#### 課題 A:
下のレコードについて、冒頭から「522, 86, 562]」を含む行までの範囲をそのまま正確に再現すること。両端の行も含める。

#### 提示された文章:
━━━━━━
熟年離婚を経験した60代女性が語る“新しいつながり”との出会い方
離婚後の生活は、想像以上に静かだった
──60代女性・杉本佳代さん(仮名)に聞く、離婚後の暮らしと“つながり”への想い
「自分で決めたことなんです。後悔はしていません」
そう語るのは、都内在住の杉本佳代さん(仮名・64歳)。
30年以上連れ添った夫と“おだやかな離婚”を選び、定年退職をきっかけに一人暮らしを始めました。
「自由な時間を取り戻せる」と思っていたはずの毎日は、想像以上に“静かすぎる”ものだったといいます。
「やっと自由になれたはずなのに…」と感じた日々
──離婚を選ばれた当時は、どんなお気持ちだったのでしょう?
杉本さん「そうですね、“やっと自分の時間が持てる”って思ってました。子育て、仕事、家事…ずっと誰かのために動いてきて、やっと肩の荷が下りたというか。
50代のころは『老後は1人でのんびり生きよう』なんて口にしていたくらいですから(笑)」
──その“自由”を実際に手にしてみて、いかがでしたか?
杉本さん「思っていたより、ずっと“音がない”毎日でしたね。
朝起きても、何も言葉を交わさない。夜になっても、テレビ以外の音がない。
最初は“静かで快適”って思ったんです。でもだんだん…それが“寂しい”に変わっていって」
会話のない部屋が思った以上に堪えた
──特にどんな瞬間に“堪えるな”と感じましたか?
杉本さん「夕食の時間ですかね。
『いただきます』も言わず、『ごちそうさま』も言わず、ただ食べて片づけるだけ。
それまで夫とはあまり会話がなかったとはいえ、何かしら“音”はあったんです。
でも、完全にひとりになると、その“音のない時間”が心に響いてきて…」
──“自由”の裏にあった“孤独”ですね。
杉本さん「はい。しかも、離婚を選んだのは私自身。
誰かに“寂しい”って言ったら、“自分で選んだ道でしょう?”って思われそうで。
━━━━━━
#### 使用データ:

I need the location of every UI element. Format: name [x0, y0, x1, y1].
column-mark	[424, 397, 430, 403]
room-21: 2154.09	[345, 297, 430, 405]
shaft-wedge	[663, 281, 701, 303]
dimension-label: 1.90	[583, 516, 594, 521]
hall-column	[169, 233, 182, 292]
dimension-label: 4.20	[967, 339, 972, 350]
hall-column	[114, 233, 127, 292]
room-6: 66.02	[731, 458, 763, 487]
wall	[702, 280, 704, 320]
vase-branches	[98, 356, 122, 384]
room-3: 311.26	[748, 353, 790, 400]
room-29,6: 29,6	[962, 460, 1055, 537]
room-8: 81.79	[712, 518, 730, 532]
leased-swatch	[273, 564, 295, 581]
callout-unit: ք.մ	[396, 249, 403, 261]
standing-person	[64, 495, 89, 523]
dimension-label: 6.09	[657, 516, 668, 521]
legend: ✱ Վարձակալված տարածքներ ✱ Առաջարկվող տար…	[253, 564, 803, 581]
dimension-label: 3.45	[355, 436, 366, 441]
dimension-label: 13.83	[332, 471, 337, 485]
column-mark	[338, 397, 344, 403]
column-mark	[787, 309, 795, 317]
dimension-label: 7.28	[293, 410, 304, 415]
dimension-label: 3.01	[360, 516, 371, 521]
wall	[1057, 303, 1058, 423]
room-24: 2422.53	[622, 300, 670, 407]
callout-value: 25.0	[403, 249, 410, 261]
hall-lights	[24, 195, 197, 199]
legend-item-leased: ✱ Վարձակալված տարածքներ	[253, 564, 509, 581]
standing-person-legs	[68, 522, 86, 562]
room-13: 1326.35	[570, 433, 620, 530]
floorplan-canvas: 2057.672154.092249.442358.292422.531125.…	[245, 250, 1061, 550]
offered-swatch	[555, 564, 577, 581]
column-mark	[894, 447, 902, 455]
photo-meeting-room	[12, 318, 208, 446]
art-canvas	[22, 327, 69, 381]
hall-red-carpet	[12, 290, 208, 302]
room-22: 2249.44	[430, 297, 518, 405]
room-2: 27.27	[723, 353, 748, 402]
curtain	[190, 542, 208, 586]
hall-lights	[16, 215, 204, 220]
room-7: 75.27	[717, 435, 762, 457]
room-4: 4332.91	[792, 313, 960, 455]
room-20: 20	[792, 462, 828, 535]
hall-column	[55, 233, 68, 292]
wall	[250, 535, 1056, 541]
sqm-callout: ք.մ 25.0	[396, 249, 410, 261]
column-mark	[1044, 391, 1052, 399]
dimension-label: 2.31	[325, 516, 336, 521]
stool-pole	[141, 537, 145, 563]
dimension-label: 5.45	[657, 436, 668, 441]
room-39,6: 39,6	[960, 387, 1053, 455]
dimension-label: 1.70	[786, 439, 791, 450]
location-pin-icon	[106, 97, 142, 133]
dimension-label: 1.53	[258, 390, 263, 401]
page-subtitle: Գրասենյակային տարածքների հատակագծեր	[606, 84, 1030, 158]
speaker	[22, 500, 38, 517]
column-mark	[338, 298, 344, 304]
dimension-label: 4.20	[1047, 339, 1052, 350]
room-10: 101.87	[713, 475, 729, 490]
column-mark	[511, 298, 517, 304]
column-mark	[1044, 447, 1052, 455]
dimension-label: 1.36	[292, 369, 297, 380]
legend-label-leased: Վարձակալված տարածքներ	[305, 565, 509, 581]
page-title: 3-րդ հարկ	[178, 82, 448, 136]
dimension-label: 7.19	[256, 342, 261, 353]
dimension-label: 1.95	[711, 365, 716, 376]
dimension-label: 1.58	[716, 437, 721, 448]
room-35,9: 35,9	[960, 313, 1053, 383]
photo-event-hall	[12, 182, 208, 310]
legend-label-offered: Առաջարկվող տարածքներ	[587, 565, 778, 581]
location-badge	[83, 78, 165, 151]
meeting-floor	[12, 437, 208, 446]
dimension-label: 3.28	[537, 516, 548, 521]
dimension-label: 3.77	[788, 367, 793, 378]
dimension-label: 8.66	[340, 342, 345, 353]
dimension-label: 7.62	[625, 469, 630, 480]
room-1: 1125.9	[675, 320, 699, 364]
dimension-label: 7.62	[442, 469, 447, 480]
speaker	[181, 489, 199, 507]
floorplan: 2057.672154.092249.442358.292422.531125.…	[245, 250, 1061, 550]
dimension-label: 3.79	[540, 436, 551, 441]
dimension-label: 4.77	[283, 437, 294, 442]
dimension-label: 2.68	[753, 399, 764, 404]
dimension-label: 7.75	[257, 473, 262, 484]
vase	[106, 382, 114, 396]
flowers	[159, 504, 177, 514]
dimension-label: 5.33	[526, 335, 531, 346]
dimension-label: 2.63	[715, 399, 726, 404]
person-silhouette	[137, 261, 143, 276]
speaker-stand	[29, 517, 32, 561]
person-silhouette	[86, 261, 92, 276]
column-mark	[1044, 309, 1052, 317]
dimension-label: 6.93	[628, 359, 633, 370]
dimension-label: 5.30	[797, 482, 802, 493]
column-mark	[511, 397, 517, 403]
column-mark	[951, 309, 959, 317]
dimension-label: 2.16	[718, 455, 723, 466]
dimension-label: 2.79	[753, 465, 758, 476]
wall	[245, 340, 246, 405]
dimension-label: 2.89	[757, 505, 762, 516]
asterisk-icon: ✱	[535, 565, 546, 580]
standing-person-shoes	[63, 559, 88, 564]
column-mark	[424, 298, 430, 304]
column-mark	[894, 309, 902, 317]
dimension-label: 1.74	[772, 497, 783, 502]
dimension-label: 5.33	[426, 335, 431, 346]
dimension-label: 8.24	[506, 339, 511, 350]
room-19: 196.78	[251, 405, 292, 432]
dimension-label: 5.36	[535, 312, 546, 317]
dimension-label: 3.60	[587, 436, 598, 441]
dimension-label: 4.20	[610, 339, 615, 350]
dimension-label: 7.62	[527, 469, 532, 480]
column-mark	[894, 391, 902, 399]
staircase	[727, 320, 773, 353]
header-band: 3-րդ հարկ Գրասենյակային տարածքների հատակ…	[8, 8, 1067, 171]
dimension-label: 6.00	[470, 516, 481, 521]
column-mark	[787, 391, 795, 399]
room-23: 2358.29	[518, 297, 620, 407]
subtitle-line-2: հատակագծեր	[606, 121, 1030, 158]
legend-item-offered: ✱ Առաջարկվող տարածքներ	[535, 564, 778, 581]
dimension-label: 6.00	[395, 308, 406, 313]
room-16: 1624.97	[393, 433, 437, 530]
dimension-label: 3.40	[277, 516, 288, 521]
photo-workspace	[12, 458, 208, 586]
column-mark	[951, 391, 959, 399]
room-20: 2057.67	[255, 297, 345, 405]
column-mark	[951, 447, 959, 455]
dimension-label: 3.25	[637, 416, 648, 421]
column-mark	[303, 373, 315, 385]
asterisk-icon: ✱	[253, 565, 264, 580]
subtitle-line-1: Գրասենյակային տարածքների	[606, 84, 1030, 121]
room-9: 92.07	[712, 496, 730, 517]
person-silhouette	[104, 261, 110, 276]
━━━━━━
#### 課題 B:
上に示した熟年離婚後の暮らしについての文章を、全文そのまま一字も変えずに書き出すこと。

#### 最終回答 A:
I need the location of every UI element. Format: name [x0, y0, x1, y1].
column-mark	[424, 397, 430, 403]
room-21: 2154.09	[345, 297, 430, 405]
shaft-wedge	[663, 281, 701, 303]
dimension-label: 1.90	[583, 516, 594, 521]
hall-column	[169, 233, 182, 292]
dimension-label: 4.20	[967, 339, 972, 350]
hall-column	[114, 233, 127, 292]
room-6: 66.02	[731, 458, 763, 487]
wall	[702, 280, 704, 320]
vase-branches	[98, 356, 122, 384]
room-3: 311.26	[748, 353, 790, 400]
room-29,6: 29,6	[962, 460, 1055, 537]
room-8: 81.79	[712, 518, 730, 532]
leased-swatch	[273, 564, 295, 581]
callout-unit: ք.մ	[396, 249, 403, 261]
standing-person	[64, 495, 89, 523]
dimension-label: 6.09	[657, 516, 668, 521]
legend: ✱ Վարձակալված տարածքներ ✱ Առաջարկվող տար…	[253, 564, 803, 581]
dimension-label: 3.45	[355, 436, 366, 441]
dimension-label: 13.83	[332, 471, 337, 485]
column-mark	[338, 397, 344, 403]
column-mark	[787, 309, 795, 317]
dimension-label: 7.28	[293, 410, 304, 415]
dimension-label: 3.01	[360, 516, 371, 521]
wall	[1057, 303, 1058, 423]
room-24: 2422.53	[622, 300, 670, 407]
callout-value: 25.0	[403, 249, 410, 261]
hall-lights	[24, 195, 197, 199]
legend-item-leased: ✱ Վարձակալված տարածքներ	[253, 564, 509, 581]
standing-person-legs	[68, 522, 86, 562]

#### 最終回答 B:
熟年離婚を経験した60代女性が語る“新しいつながり”との出会い方
離婚後の生活は、想像以上に静かだった
──60代女性・杉本佳代さん(仮名)に聞く、離婚後の暮らしと“つながり”への想い
「自分で決めたことなんです。後悔はしていません」
そう語るのは、都内在住の杉本佳代さん(仮名・64歳)。
30年以上連れ添った夫と“おだやかな離婚”を選び、定年退職をきっかけに一人暮らしを始めました。
「自由な時間を取り戻せる」と思っていたはずの毎日は、想像以上に“静かすぎる”ものだったといいます。
「やっと自由になれたはずなのに…」と感じた日々
──離婚を選ばれた当時は、どんなお気持ちだったのでしょう?
杉本さん「そうですね、“やっと自分の時間が持てる”って思ってました。子育て、仕事、家事…ずっと誰かのために動いてきて、やっと肩の荷が下りたというか。
50代のころは『老後は1人でのんびり生きよう』なんて口にしていたくらいですから(笑)」
──その“自由”を実際に手にしてみて、いかがでしたか?
杉本さん「思っていたより、ずっと“音がない”毎日でしたね。
朝起きても、何も言葉を交わさない。夜になっても、テレビ以外の音がない。
最初は“静かで快適”って思ったんです。でもだんだん…それが“寂しい”に変わっていって」
会話のない部屋が思った以上に堪えた
──特にどんな瞬間に“堪えるな”と感じましたか?
杉本さん「夕食の時間ですかね。
『いただきます』も言わず、『ごちそうさま』も言わず、ただ食べて片づけるだけ。
それまで夫とはあまり会話がなかったとはいえ、何かしら“音”はあったんです。
でも、完全にひとりになると、その“音のない時間”が心に響いてきて…」
──“自由”の裏にあった“孤独”ですね。
杉本さん「はい。しかも、離婚を選んだのは私自身。
誰かに“寂しい”って言ったら、“自分で選んだ道でしょう?”って思われそうで。